## Task statement
Every line holding the word "werden" counts once. Give the total, nothing more.

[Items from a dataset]

--------------------------------------------------

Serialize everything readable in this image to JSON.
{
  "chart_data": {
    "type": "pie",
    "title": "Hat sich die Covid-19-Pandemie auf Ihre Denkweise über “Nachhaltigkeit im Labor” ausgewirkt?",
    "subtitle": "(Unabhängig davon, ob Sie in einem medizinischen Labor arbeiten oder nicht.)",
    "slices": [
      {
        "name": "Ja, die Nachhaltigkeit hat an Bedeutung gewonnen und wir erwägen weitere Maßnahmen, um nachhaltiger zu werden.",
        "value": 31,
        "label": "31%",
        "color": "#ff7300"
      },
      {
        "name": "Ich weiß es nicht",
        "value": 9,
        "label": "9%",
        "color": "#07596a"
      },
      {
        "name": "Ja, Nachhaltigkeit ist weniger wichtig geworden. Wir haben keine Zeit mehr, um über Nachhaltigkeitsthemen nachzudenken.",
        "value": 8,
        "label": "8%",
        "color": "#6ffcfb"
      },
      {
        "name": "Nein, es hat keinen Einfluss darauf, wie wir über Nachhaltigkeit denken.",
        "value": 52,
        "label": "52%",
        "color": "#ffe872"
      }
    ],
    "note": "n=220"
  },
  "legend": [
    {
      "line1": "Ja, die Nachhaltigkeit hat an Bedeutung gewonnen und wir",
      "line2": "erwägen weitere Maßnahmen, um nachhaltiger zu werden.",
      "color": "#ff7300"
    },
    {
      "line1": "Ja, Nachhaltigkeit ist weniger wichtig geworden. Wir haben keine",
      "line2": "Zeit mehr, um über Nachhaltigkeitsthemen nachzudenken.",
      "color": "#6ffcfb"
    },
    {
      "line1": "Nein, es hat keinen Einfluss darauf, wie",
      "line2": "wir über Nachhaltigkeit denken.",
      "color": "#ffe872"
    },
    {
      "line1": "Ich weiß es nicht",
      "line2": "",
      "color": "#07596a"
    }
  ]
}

--------------------------------------------------

## The solution
2